What the task asks
Find every line in the records below that contains the word "JSON", and copy each such line.

>> Start Data section

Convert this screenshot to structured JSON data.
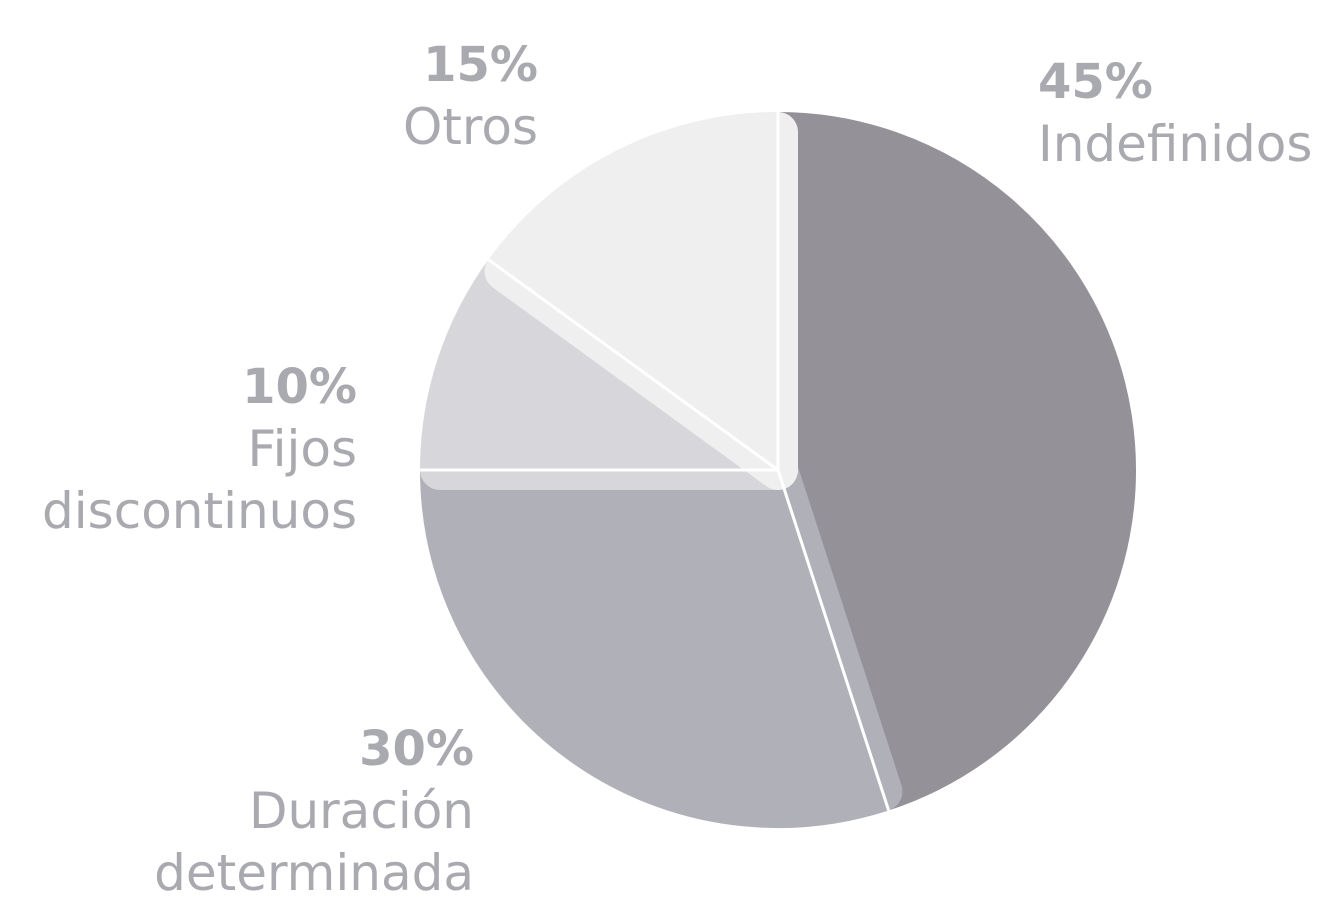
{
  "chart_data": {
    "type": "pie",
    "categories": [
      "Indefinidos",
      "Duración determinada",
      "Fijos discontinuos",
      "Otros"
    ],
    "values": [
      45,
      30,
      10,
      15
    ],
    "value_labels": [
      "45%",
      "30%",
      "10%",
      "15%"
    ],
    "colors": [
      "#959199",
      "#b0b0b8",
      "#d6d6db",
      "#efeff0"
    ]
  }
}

>> End Data section
>> Start Data section

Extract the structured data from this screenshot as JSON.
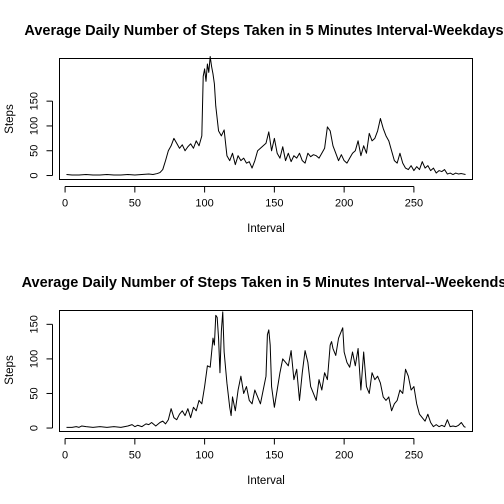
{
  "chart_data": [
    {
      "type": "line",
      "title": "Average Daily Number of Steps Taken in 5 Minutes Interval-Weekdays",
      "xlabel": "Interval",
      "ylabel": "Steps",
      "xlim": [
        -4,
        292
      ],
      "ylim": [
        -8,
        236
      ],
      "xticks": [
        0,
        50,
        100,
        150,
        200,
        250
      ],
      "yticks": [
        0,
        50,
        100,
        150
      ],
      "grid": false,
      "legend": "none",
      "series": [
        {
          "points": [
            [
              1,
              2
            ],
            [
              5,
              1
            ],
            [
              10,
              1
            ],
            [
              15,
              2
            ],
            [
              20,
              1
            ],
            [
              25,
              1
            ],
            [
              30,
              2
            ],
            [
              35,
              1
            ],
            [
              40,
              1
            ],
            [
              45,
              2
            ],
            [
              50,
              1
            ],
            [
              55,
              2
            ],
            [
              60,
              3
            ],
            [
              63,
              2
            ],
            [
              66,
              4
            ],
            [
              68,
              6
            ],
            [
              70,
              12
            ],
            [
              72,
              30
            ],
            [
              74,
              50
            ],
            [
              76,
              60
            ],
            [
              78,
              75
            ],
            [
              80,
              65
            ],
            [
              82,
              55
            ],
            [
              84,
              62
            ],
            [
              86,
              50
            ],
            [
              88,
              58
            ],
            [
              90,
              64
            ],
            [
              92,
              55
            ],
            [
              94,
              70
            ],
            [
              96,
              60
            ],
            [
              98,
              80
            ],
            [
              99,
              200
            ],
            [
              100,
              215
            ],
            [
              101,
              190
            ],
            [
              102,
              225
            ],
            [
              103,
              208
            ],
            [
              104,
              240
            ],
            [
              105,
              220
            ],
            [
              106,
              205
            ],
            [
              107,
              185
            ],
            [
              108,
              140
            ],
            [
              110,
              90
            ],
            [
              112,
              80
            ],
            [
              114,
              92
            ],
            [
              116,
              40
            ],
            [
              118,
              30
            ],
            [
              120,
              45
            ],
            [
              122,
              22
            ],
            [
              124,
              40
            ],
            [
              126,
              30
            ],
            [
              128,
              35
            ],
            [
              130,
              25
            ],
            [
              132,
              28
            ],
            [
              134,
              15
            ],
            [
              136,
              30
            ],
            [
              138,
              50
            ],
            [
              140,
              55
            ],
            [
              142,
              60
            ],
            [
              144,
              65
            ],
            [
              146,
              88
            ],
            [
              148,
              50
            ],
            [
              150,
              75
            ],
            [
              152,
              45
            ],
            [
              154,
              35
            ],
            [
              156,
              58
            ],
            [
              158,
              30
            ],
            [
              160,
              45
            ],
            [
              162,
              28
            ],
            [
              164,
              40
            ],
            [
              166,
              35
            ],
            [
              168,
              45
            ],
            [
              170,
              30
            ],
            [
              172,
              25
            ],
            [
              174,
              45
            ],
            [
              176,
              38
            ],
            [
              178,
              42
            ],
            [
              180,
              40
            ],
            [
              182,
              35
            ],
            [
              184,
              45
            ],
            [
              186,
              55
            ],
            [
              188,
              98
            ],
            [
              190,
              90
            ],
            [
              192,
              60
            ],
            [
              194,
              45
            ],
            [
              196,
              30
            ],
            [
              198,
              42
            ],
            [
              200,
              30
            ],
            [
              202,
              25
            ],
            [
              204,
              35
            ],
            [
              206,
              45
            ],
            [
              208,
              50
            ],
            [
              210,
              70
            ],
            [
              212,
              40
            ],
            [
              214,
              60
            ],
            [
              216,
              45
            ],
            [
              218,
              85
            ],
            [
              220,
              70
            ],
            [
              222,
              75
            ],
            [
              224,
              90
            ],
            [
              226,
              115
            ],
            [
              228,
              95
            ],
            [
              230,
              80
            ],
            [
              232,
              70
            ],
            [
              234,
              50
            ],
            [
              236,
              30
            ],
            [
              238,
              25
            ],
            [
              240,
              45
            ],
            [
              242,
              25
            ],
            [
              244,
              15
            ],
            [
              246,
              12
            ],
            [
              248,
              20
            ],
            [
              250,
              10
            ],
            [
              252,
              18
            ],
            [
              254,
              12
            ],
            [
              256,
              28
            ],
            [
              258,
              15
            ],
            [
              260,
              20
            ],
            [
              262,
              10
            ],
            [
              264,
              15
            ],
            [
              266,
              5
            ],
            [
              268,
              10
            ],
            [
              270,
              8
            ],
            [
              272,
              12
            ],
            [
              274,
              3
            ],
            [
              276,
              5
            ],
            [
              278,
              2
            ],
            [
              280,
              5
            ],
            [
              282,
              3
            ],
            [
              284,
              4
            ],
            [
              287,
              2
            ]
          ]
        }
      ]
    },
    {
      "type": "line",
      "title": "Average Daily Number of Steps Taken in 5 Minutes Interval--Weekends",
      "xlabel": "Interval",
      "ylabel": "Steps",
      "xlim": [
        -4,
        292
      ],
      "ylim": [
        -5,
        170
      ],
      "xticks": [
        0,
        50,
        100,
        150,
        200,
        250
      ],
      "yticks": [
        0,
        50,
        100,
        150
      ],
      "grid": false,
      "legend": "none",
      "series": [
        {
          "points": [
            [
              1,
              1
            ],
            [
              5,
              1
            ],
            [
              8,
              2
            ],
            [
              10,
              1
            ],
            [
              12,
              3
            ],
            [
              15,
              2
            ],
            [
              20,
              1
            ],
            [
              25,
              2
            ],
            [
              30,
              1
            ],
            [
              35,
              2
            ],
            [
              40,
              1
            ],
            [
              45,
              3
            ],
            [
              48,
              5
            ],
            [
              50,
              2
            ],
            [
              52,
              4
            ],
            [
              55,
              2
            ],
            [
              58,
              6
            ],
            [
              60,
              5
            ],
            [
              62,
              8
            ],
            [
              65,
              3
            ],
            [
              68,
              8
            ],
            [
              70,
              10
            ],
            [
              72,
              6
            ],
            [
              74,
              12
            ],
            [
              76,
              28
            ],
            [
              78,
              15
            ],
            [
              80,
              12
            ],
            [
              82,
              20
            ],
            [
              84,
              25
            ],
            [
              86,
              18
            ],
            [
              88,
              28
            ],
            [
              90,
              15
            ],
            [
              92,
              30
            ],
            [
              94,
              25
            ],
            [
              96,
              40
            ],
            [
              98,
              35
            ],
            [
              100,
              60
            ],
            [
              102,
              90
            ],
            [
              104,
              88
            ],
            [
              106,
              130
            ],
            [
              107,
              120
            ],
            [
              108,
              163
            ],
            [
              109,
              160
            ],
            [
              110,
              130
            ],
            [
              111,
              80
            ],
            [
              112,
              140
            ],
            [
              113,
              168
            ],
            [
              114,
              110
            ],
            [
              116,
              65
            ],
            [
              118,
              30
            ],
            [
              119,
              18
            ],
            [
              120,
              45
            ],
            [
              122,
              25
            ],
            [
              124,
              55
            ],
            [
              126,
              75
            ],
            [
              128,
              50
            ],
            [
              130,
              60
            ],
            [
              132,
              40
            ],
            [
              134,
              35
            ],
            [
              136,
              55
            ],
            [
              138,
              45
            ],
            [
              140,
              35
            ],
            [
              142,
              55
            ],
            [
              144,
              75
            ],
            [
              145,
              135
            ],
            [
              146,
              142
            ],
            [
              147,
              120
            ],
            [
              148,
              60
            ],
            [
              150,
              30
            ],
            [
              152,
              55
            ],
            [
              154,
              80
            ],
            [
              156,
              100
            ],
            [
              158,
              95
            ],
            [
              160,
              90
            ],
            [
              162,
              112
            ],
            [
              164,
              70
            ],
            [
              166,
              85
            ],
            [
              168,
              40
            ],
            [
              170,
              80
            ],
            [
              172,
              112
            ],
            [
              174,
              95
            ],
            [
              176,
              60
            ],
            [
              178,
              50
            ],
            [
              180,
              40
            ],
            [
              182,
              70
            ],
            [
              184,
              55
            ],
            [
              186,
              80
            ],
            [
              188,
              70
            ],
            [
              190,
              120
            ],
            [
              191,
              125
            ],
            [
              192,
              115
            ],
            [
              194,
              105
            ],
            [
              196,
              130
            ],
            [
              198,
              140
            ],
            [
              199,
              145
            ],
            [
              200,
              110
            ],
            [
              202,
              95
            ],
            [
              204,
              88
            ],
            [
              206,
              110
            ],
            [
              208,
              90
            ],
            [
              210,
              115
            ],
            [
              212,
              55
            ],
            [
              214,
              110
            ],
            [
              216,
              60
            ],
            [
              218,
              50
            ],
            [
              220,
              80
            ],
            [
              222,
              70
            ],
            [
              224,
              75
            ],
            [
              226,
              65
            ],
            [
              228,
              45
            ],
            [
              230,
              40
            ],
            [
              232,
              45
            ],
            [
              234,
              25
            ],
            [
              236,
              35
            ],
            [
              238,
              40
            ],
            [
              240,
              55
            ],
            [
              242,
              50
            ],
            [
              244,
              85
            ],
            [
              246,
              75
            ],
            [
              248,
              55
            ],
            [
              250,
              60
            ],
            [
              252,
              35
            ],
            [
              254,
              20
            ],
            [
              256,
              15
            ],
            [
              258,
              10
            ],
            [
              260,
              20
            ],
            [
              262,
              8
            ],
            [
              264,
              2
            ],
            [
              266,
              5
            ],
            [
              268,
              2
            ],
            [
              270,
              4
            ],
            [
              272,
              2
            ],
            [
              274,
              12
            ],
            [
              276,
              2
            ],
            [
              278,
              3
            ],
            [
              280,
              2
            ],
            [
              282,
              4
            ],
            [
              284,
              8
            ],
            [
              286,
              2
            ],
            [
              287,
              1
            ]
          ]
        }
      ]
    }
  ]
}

>> End Data section

Written answer
Convert this screenshot to structured JSON data.
Extract the structured data from this screenshot as JSON.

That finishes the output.